Exercise requirements
Every line with the string "Downloads" should be gathered.
──────── Entries supplied ────────
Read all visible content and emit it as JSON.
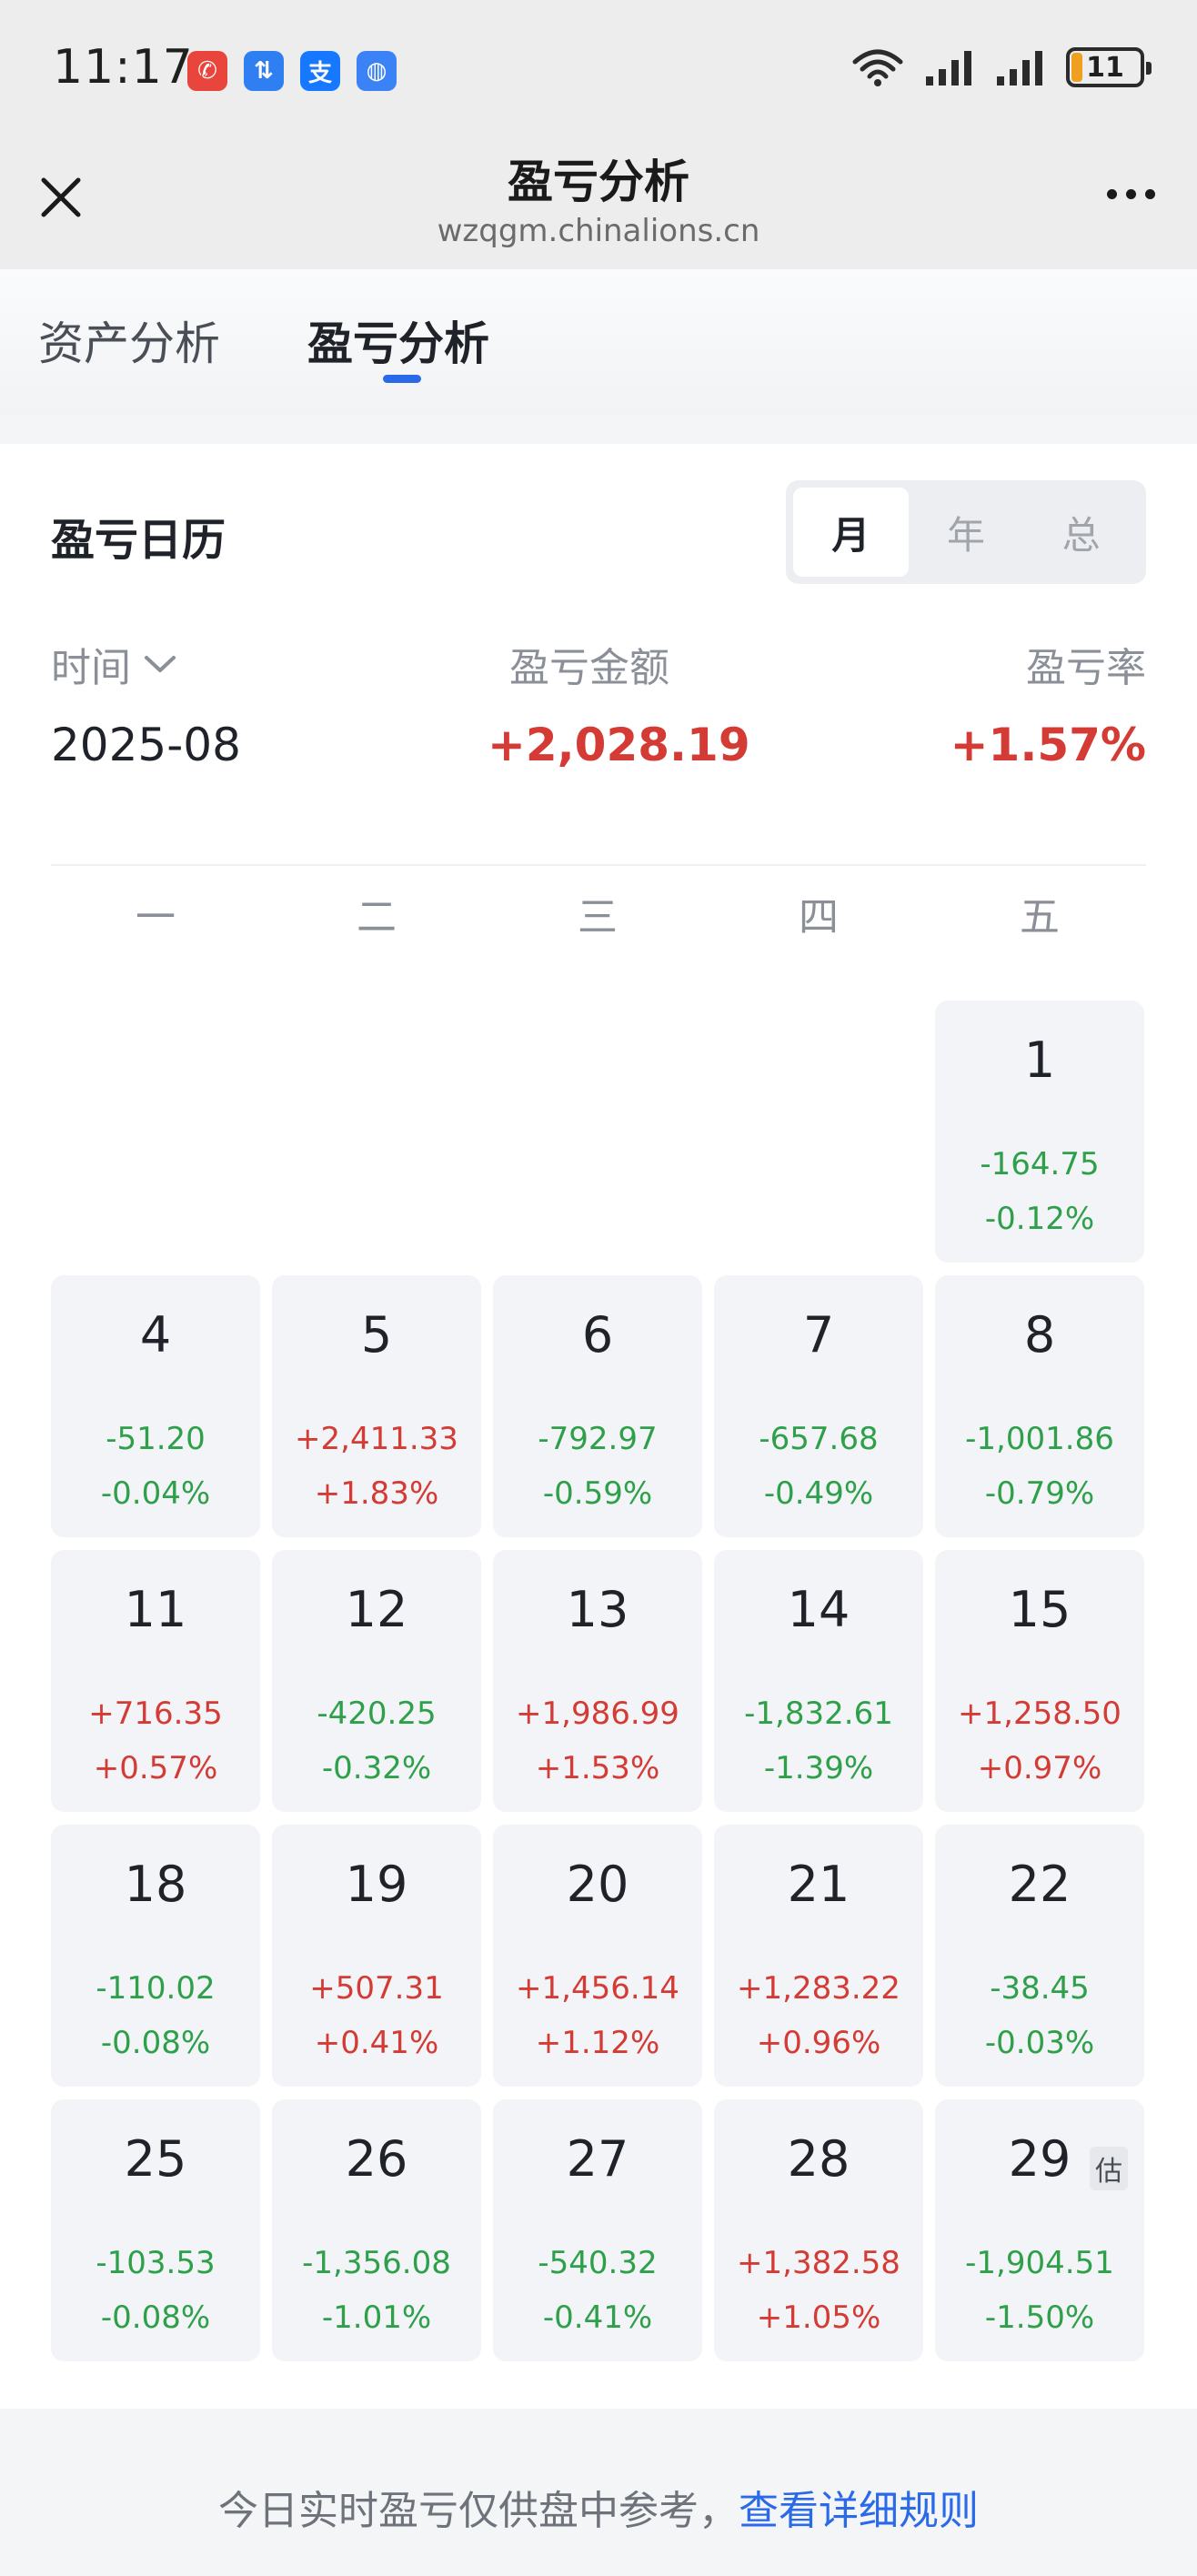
{
  "status_bar": {
    "time": "11:17",
    "battery": "11",
    "apps": [
      {
        "glyph": "✆",
        "color": "#e8453c",
        "name": "phone-app-icon"
      },
      {
        "glyph": "⇅",
        "color": "#2f7ff2",
        "name": "transfer-app-icon"
      },
      {
        "glyph": "支",
        "color": "#1677ff",
        "name": "alipay-app-icon"
      },
      {
        "glyph": "◍",
        "color": "#3b82f6",
        "name": "browser-app-icon"
      }
    ]
  },
  "titlebar": {
    "title": "盈亏分析",
    "domain": "wzqgm.chinalions.cn"
  },
  "tabs": [
    {
      "label": "资产分析",
      "active": false
    },
    {
      "label": "盈亏分析",
      "active": true
    }
  ],
  "calendar": {
    "title": "盈亏日历",
    "segments": [
      {
        "label": "月",
        "active": true
      },
      {
        "label": "年",
        "active": false
      },
      {
        "label": "总",
        "active": false
      }
    ],
    "summary": {
      "time_label": "时间",
      "amount_label": "盈亏金额",
      "rate_label": "盈亏率",
      "month": "2025-08",
      "amount": "+2,028.19",
      "rate": "+1.57%"
    },
    "weekdays": [
      "一",
      "二",
      "三",
      "四",
      "五"
    ],
    "estimate_badge": "估",
    "days": [
      {
        "day": "1",
        "amount": "-164.75",
        "rate": "-0.12%",
        "col": 4,
        "row": 0
      },
      {
        "day": "4",
        "amount": "-51.20",
        "rate": "-0.04%",
        "col": 0,
        "row": 1
      },
      {
        "day": "5",
        "amount": "+2,411.33",
        "rate": "+1.83%",
        "col": 1,
        "row": 1
      },
      {
        "day": "6",
        "amount": "-792.97",
        "rate": "-0.59%",
        "col": 2,
        "row": 1
      },
      {
        "day": "7",
        "amount": "-657.68",
        "rate": "-0.49%",
        "col": 3,
        "row": 1
      },
      {
        "day": "8",
        "amount": "-1,001.86",
        "rate": "-0.79%",
        "col": 4,
        "row": 1
      },
      {
        "day": "11",
        "amount": "+716.35",
        "rate": "+0.57%",
        "col": 0,
        "row": 2
      },
      {
        "day": "12",
        "amount": "-420.25",
        "rate": "-0.32%",
        "col": 1,
        "row": 2
      },
      {
        "day": "13",
        "amount": "+1,986.99",
        "rate": "+1.53%",
        "col": 2,
        "row": 2
      },
      {
        "day": "14",
        "amount": "-1,832.61",
        "rate": "-1.39%",
        "col": 3,
        "row": 2
      },
      {
        "day": "15",
        "amount": "+1,258.50",
        "rate": "+0.97%",
        "col": 4,
        "row": 2
      },
      {
        "day": "18",
        "amount": "-110.02",
        "rate": "-0.08%",
        "col": 0,
        "row": 3
      },
      {
        "day": "19",
        "amount": "+507.31",
        "rate": "+0.41%",
        "col": 1,
        "row": 3
      },
      {
        "day": "20",
        "amount": "+1,456.14",
        "rate": "+1.12%",
        "col": 2,
        "row": 3
      },
      {
        "day": "21",
        "amount": "+1,283.22",
        "rate": "+0.96%",
        "col": 3,
        "row": 3
      },
      {
        "day": "22",
        "amount": "-38.45",
        "rate": "-0.03%",
        "col": 4,
        "row": 3
      },
      {
        "day": "25",
        "amount": "-103.53",
        "rate": "-0.08%",
        "col": 0,
        "row": 4
      },
      {
        "day": "26",
        "amount": "-1,356.08",
        "rate": "-1.01%",
        "col": 1,
        "row": 4
      },
      {
        "day": "27",
        "amount": "-540.32",
        "rate": "-0.41%",
        "col": 2,
        "row": 4
      },
      {
        "day": "28",
        "amount": "+1,382.58",
        "rate": "+1.05%",
        "col": 3,
        "row": 4
      },
      {
        "day": "29",
        "amount": "-1,904.51",
        "rate": "-1.50%",
        "col": 4,
        "row": 4,
        "estimated": true
      }
    ]
  },
  "footer": {
    "note": "今日实时盈亏仅供盘中参考，",
    "link": "查看详细规则"
  },
  "colors": {
    "gain": "#d43b34",
    "loss": "#2ea04a",
    "accent": "#2a6ae8"
  }
}
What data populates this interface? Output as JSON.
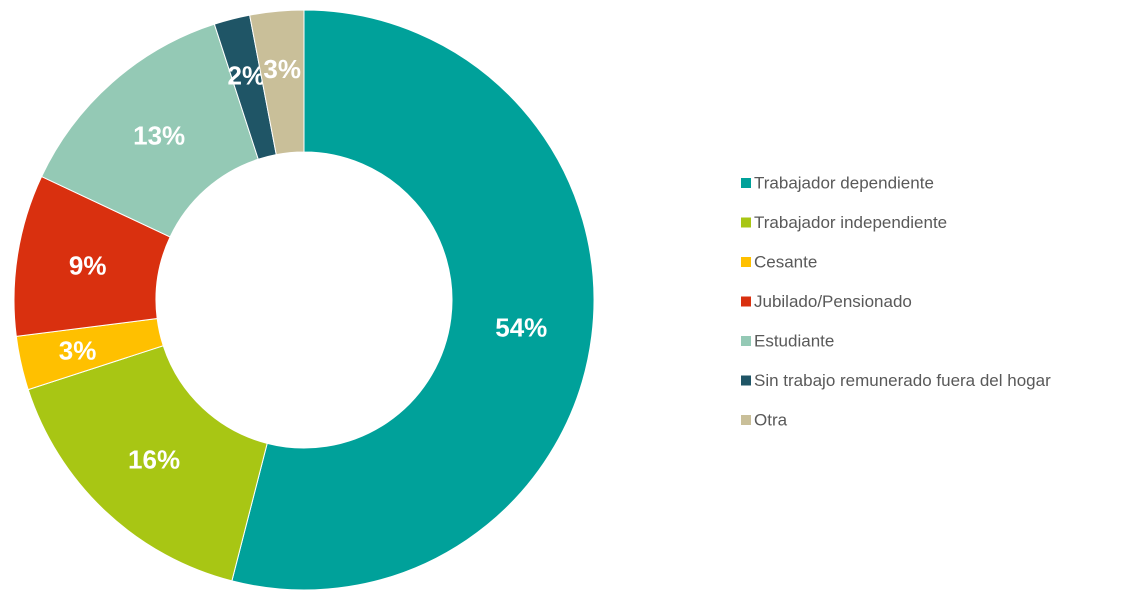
{
  "chart_data": {
    "type": "donut",
    "categories": [
      "Trabajador dependiente",
      "Trabajador independiente",
      "Cesante",
      "Jubilado/Pensionado",
      "Estudiante",
      "Sin trabajo remunerado fuera del hogar",
      "Otra"
    ],
    "values": [
      54,
      16,
      3,
      9,
      13,
      2,
      3
    ],
    "value_labels": [
      "54%",
      "16%",
      "3%",
      "9%",
      "13%",
      "2%",
      "3%"
    ],
    "colors": [
      "#00a19a",
      "#a8c614",
      "#ffc000",
      "#d9300f",
      "#94c9b5",
      "#1f5566",
      "#c9bf99"
    ],
    "legend": "right"
  }
}
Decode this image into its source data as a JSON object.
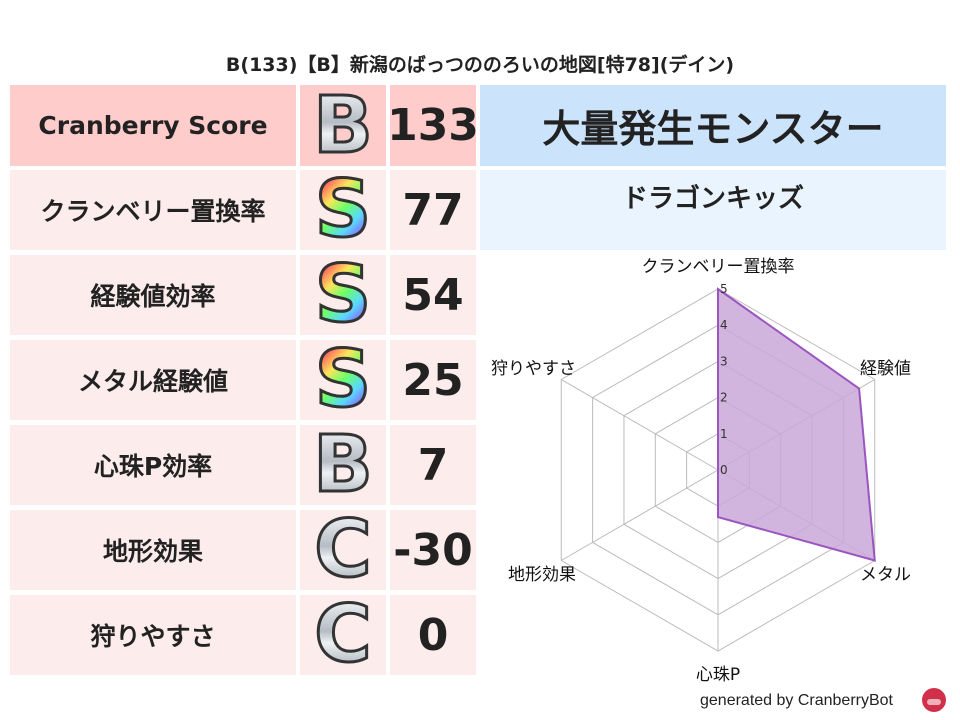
{
  "title": "B(133)【B】新潟のばっつののろいの地図[特78](デイン)",
  "score": {
    "label": "Cranberry Score",
    "grade": "B",
    "value": "133"
  },
  "rows": [
    {
      "label": "クランベリー置換率",
      "grade": "S",
      "value": "77"
    },
    {
      "label": "経験値効率",
      "grade": "S",
      "value": "54"
    },
    {
      "label": "メタル経験値",
      "grade": "S",
      "value": "25"
    },
    {
      "label": "心珠P効率",
      "grade": "B",
      "value": "7"
    },
    {
      "label": "地形効果",
      "grade": "C",
      "value": "-30"
    },
    {
      "label": "狩りやすさ",
      "grade": "C",
      "value": "0"
    }
  ],
  "monster": {
    "header": "大量発生モンスター",
    "name": "ドラゴンキッズ"
  },
  "footer": "generated by CranberryBot",
  "colors": {
    "header_bg": "#ffcccc",
    "row_bg": "#fdecec",
    "right_header_bg": "#cce4fb",
    "right_row_bg": "#eaf4fe",
    "fill": "#c9a8d8",
    "stroke": "#9a55c0"
  },
  "chart_data": {
    "type": "radar",
    "categories": [
      "クランベリー置換率",
      "経験値",
      "メタル",
      "心珠P",
      "地形効果",
      "狩りやすさ"
    ],
    "values": [
      5,
      4.5,
      5,
      1.3,
      0,
      0
    ],
    "range": [
      0,
      5
    ],
    "ticks": [
      "0",
      "1",
      "2",
      "3",
      "4",
      "5"
    ]
  }
}
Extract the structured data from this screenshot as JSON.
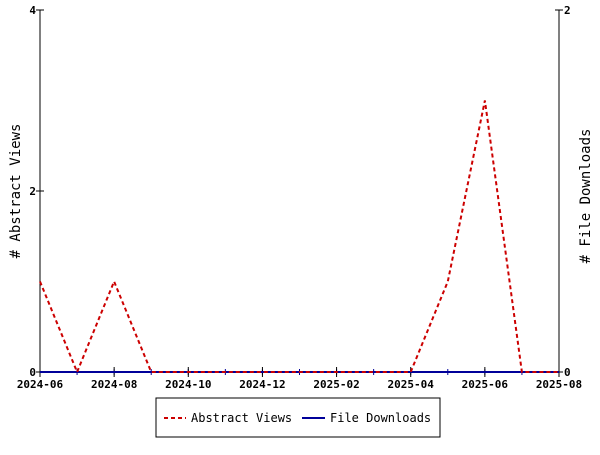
{
  "chart_data": {
    "type": "line",
    "x": [
      "2024-06",
      "2024-07",
      "2024-08",
      "2024-09",
      "2024-10",
      "2024-11",
      "2024-12",
      "2025-01",
      "2025-02",
      "2025-03",
      "2025-04",
      "2025-05",
      "2025-06",
      "2025-07",
      "2025-08"
    ],
    "x_tick_labels": [
      "2024-06",
      "2024-08",
      "2024-10",
      "2024-12",
      "2025-02",
      "2025-04",
      "2025-06",
      "2025-08"
    ],
    "xlim": [
      "2024-06",
      "2025-08"
    ],
    "series": [
      {
        "name": "Abstract Views",
        "axis": "left",
        "color": "#cc0000",
        "dash": "dashed",
        "values": [
          1,
          0,
          1,
          0,
          0,
          0,
          0,
          0,
          0,
          0,
          0,
          1,
          3,
          0,
          0
        ]
      },
      {
        "name": "File Downloads",
        "axis": "right",
        "color": "#000099",
        "dash": "solid",
        "values": [
          0,
          0,
          0,
          0,
          0,
          0,
          0,
          0,
          0,
          0,
          0,
          0,
          0,
          0,
          0
        ]
      }
    ],
    "ylabel_left": "# Abstract Views",
    "ylabel_right": "# File Downloads",
    "ylim_left": [
      0,
      4
    ],
    "ylim_right": [
      0,
      2
    ],
    "y_left_ticks": [
      "0",
      "2",
      "4"
    ],
    "y_right_ticks": [
      "0",
      "2"
    ],
    "grid": false,
    "legend": "bottom-center"
  }
}
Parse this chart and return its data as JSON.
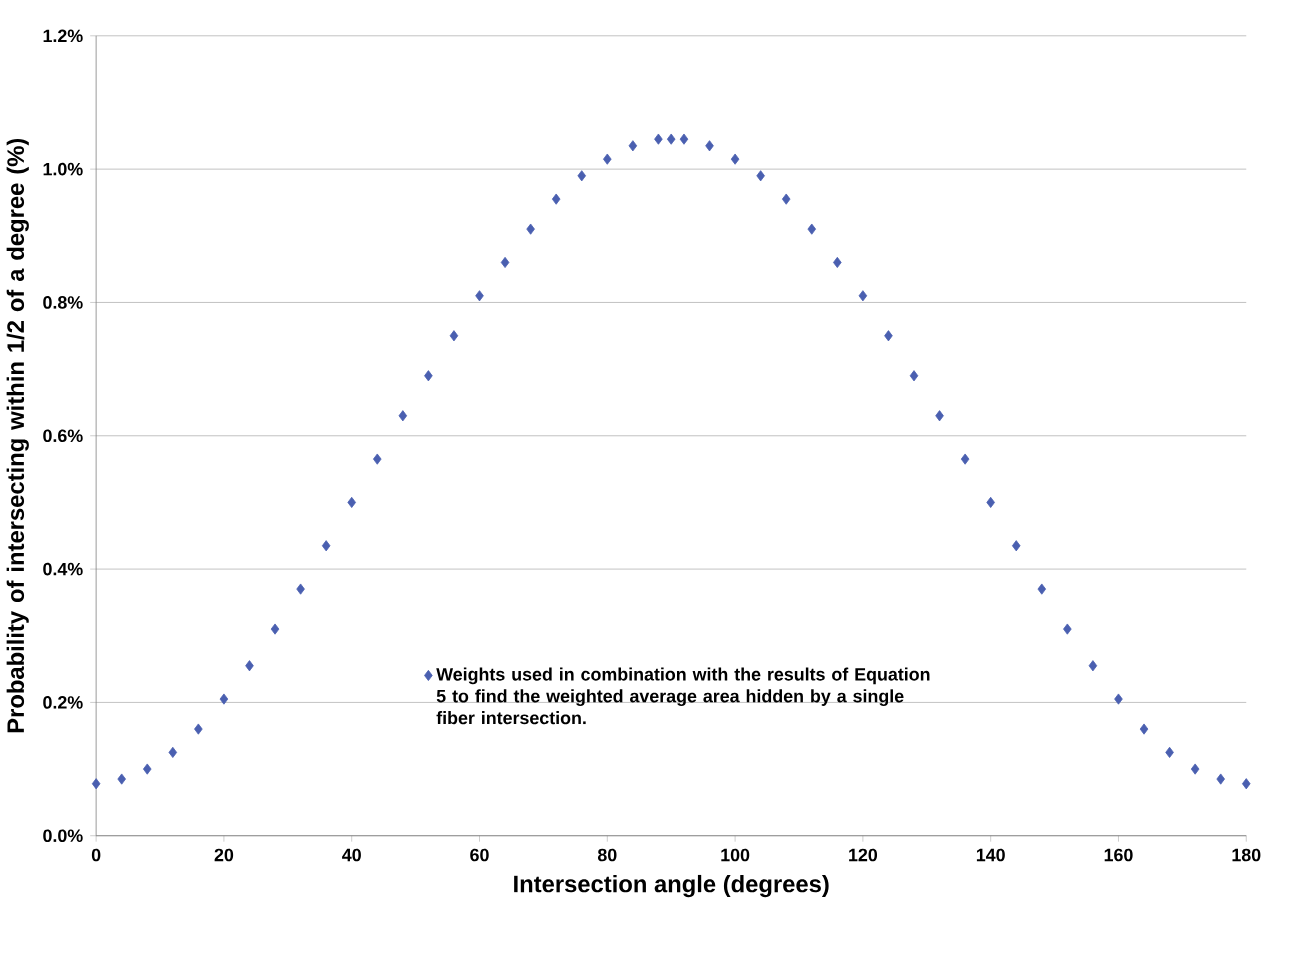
{
  "chart_data": {
    "type": "scatter",
    "xlabel": "Intersection angle (degrees)",
    "ylabel": "Probability of intersecting within 1/2 of a degree (%)",
    "x": [
      0,
      4,
      8,
      12,
      16,
      20,
      24,
      28,
      32,
      36,
      40,
      44,
      48,
      52,
      56,
      60,
      64,
      68,
      72,
      76,
      80,
      84,
      88,
      90,
      92,
      96,
      100,
      104,
      108,
      112,
      116,
      120,
      124,
      128,
      132,
      136,
      140,
      144,
      148,
      152,
      156,
      160,
      164,
      168,
      172,
      176,
      180
    ],
    "series": [
      {
        "name": "Weights used in combination with the results of Equation 5 to find the weighted average area hidden by a single fiber intersection.",
        "color": "#4a5fb0",
        "values": [
          0.078,
          0.085,
          0.1,
          0.125,
          0.16,
          0.205,
          0.255,
          0.31,
          0.37,
          0.435,
          0.5,
          0.565,
          0.63,
          0.69,
          0.75,
          0.81,
          0.86,
          0.91,
          0.955,
          0.99,
          1.015,
          1.035,
          1.045,
          1.045,
          1.045,
          1.035,
          1.015,
          0.99,
          0.955,
          0.91,
          0.86,
          0.81,
          0.75,
          0.69,
          0.63,
          0.565,
          0.5,
          0.435,
          0.37,
          0.31,
          0.255,
          0.205,
          0.16,
          0.125,
          0.1,
          0.085,
          0.078
        ]
      }
    ],
    "marker": "diamond",
    "grid": "y",
    "legend": "bottom",
    "xlim": [
      0,
      180
    ],
    "xticks": [
      0,
      20,
      40,
      60,
      80,
      100,
      120,
      140,
      160,
      180
    ],
    "ylim": [
      0,
      1.2
    ],
    "yticks": [
      {
        "value": 0,
        "label": "0.0%"
      },
      {
        "value": 0.2,
        "label": "0.2%"
      },
      {
        "value": 0.4,
        "label": "0.4%"
      },
      {
        "value": 0.6,
        "label": "0.6%"
      },
      {
        "value": 0.8,
        "label": "0.8%"
      },
      {
        "value": 1.0,
        "label": "1.0%"
      },
      {
        "value": 1.2,
        "label": "1.2%"
      }
    ]
  }
}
────────
Task response
        "name": "File Downloads",
    "ylabel_right": "# File Downloads",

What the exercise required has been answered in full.